» The exercise
Images appear in the records below; leave them out and repeat everything else exactly.

--------------------

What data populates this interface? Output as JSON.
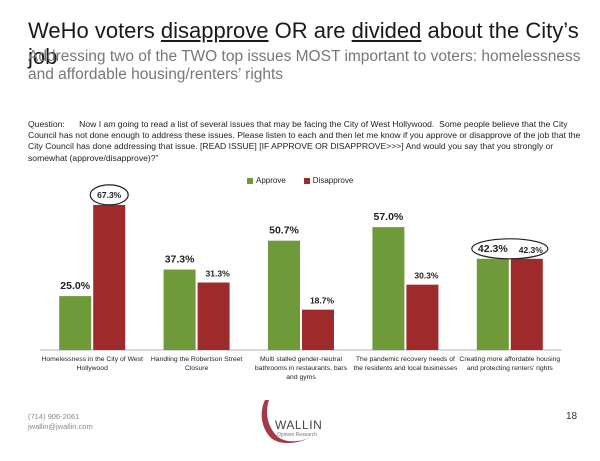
{
  "title": {
    "prefix": "WeHo voters ",
    "emph1": "disapprove",
    "mid": " OR are ",
    "emph2": "divided",
    "suffix": " about the City’s job"
  },
  "subtitle": "Addressing two of the TWO top issues MOST important to voters: homelessness and affordable housing/renters’ rights",
  "question": "Question:      Now I am going to read a list of several issues that may be facing the City of West Hollywood.  Some people believe that the City Council has not done enough to address these issues. Please listen to each and then let me know if you approve or disapprove of the job that the City Council has done addressing that issue. [READ ISSUE] [IF APPROVE OR DISAPPROVE>>>] And would you say that you strongly or somewhat (approve/disapprove)?”",
  "colors": {
    "approve": "#6f9a3a",
    "disapprove": "#9e2a2b"
  },
  "chart_data": {
    "type": "bar",
    "categories": [
      "Homelessness in the City of West Hollywood",
      "Handling the Robertson Street Closure",
      "Multi stalled gender-neutral bathrooms in restaurants, bars and gyms",
      "The pandemic recovery needs of the residents and local businesses",
      "Creating more affordable housing and protecting renters’ rights"
    ],
    "category_lines": [
      [
        "Homelessness in the City of West",
        "Hollywood"
      ],
      [
        "Handling the Robertson Street",
        "Closure"
      ],
      [
        "Multi stalled gender-neutral",
        "bathrooms in restaurants, bars",
        "and gyms"
      ],
      [
        "The pandemic recovery needs of",
        "the residents and local businesses"
      ],
      [
        "Creating more affordable housing",
        "and protecting renters’ rights"
      ]
    ],
    "series": [
      {
        "name": "Approve",
        "values": [
          25.0,
          37.3,
          50.7,
          57.0,
          42.3
        ],
        "labels": [
          "25.0%",
          "37.3%",
          "50.7%",
          "57.0%",
          "42.3%"
        ]
      },
      {
        "name": "Disapprove",
        "values": [
          67.3,
          31.3,
          18.7,
          30.3,
          42.3
        ],
        "labels": [
          "67.3%",
          "31.3%",
          "18.7%",
          "30.3%",
          "42.3%"
        ]
      }
    ],
    "ylim": [
      0,
      70
    ],
    "legend": "top-center",
    "grid": false
  },
  "footer": {
    "phone": "(714) 906-2061",
    "email": "jwallin@jwallin.com",
    "logo_text": "WALLIN",
    "logo_sub": "Opinion Research"
  },
  "page_number": "18"
}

--------------------

» Result
What data populates this interface? Output as JSON.
{
  "title": {
    "prefix": "WeHo voters ",
    "emph1": "disapprove",
    "mid": " OR are ",
    "emph2": "divided",
    "suffix": " about the City’s job"
  },
  "subtitle": "Addressing two of the TWO top issues MOST important to voters: homelessness and affordable housing/renters’ rights",
  "question": "Question:      Now I am going to read a list of several issues that may be facing the City of West Hollywood.  Some people believe that the City Council has not done enough to address these issues. Please listen to each and then let me know if you approve or disapprove of the job that the City Council has done addressing that issue. [READ ISSUE] [IF APPROVE OR DISAPPROVE>>>] And would you say that you strongly or somewhat (approve/disapprove)?”",
  "colors": {
    "approve": "#6f9a3a",
    "disapprove": "#9e2a2b"
  },
  "chart_data": {
    "type": "bar",
    "categories": [
      "Homelessness in the City of West Hollywood",
      "Handling the Robertson Street Closure",
      "Multi stalled gender-neutral bathrooms in restaurants, bars and gyms",
      "The pandemic recovery needs of the residents and local businesses",
      "Creating more affordable housing and protecting renters’ rights"
    ],
    "category_lines": [
      [
        "Homelessness in the City of West",
        "Hollywood"
      ],
      [
        "Handling the Robertson Street",
        "Closure"
      ],
      [
        "Multi stalled gender-neutral",
        "bathrooms in restaurants, bars",
        "and gyms"
      ],
      [
        "The pandemic recovery needs of",
        "the residents and local businesses"
      ],
      [
        "Creating more affordable housing",
        "and protecting renters’ rights"
      ]
    ],
    "series": [
      {
        "name": "Approve",
        "values": [
          25.0,
          37.3,
          50.7,
          57.0,
          42.3
        ],
        "labels": [
          "25.0%",
          "37.3%",
          "50.7%",
          "57.0%",
          "42.3%"
        ]
      },
      {
        "name": "Disapprove",
        "values": [
          67.3,
          31.3,
          18.7,
          30.3,
          42.3
        ],
        "labels": [
          "67.3%",
          "31.3%",
          "18.7%",
          "30.3%",
          "42.3%"
        ]
      }
    ],
    "ylim": [
      0,
      70
    ],
    "legend": "top-center",
    "grid": false
  },
  "footer": {
    "phone": "(714) 906-2061",
    "email": "jwallin@jwallin.com",
    "logo_text": "WALLIN",
    "logo_sub": "Opinion Research"
  },
  "page_number": "18"
}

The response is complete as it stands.